Figure data in JSON
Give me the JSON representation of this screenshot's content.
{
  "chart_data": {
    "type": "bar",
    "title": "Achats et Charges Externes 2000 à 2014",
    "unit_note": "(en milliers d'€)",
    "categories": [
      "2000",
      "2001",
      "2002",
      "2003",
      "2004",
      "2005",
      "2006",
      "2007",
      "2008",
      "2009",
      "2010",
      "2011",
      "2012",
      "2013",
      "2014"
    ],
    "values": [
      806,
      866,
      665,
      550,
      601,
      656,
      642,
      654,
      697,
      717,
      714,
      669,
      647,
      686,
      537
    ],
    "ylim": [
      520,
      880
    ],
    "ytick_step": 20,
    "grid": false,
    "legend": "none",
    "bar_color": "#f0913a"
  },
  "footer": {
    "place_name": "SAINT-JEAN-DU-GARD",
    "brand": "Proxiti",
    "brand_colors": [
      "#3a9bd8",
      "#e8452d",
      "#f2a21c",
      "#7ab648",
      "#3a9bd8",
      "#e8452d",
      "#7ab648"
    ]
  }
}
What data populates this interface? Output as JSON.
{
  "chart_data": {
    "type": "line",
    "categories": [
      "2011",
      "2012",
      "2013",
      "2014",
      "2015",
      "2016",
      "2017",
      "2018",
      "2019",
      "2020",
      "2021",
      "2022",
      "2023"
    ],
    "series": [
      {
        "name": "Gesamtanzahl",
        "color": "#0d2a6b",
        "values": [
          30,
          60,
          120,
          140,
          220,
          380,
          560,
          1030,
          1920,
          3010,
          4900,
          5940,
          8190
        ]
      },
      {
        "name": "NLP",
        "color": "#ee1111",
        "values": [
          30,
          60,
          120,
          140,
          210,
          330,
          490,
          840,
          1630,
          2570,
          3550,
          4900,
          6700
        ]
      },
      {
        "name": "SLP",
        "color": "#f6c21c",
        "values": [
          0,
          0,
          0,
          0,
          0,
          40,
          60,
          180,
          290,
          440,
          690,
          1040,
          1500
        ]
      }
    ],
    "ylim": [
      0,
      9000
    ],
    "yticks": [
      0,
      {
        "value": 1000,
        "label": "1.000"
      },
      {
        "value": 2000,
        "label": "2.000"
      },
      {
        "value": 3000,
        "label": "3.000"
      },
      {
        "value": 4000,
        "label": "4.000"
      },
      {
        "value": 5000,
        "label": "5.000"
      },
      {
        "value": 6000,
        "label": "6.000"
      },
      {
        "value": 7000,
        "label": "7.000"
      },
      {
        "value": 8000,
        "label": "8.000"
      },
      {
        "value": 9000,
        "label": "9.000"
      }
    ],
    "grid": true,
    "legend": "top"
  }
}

What the task asks
Every line of the records that includes the word "label" should be gathered.

Complete answer
        "label": "1.000"
        "label": "2.000"
        "label": "3.000"
        "label": "4.000"
        "label": "5.000"
        "label": "6.000"
        "label": "7.000"
        "label": "8.000"
        "label": "9.000"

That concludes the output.